Which lines include the word "activities"? Copy each of them.

— BEGIN RECORDS SUPPLIED —

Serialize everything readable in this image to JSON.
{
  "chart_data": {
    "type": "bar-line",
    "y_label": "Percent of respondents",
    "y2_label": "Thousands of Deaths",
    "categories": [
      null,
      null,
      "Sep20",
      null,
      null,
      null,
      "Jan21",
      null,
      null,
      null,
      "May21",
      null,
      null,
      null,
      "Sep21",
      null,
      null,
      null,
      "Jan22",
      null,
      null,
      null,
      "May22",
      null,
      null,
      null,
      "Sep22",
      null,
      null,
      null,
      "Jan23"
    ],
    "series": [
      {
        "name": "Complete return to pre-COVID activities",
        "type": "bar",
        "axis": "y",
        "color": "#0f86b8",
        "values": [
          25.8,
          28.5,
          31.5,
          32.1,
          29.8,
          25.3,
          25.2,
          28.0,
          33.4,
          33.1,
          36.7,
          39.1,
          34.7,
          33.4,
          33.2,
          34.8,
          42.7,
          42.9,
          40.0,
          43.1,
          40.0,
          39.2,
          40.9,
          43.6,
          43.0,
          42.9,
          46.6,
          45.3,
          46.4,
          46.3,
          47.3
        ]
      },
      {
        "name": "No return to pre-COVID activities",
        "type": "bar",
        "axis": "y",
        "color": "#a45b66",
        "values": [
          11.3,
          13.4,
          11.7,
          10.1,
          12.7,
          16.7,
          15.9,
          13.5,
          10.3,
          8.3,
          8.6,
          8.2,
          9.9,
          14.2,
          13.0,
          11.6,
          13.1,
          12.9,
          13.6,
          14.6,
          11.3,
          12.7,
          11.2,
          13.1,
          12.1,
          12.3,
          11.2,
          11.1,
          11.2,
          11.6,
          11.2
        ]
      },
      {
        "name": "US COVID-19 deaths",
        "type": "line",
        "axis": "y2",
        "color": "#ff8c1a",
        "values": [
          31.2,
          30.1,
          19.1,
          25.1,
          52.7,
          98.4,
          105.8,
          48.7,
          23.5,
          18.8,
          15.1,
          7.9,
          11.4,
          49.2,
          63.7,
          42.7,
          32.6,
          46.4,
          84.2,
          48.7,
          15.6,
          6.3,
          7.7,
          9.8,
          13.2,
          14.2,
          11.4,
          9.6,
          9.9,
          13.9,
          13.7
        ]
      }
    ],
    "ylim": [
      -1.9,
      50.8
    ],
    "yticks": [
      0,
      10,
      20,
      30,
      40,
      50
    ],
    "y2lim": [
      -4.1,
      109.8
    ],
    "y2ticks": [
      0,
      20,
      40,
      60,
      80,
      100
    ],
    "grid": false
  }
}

— END RECORDS SUPPLIED —

● RESULT FOR THIS EXERCISE
        "name": "Complete return to pre-COVID activities",
        "name": "No return to pre-COVID activities",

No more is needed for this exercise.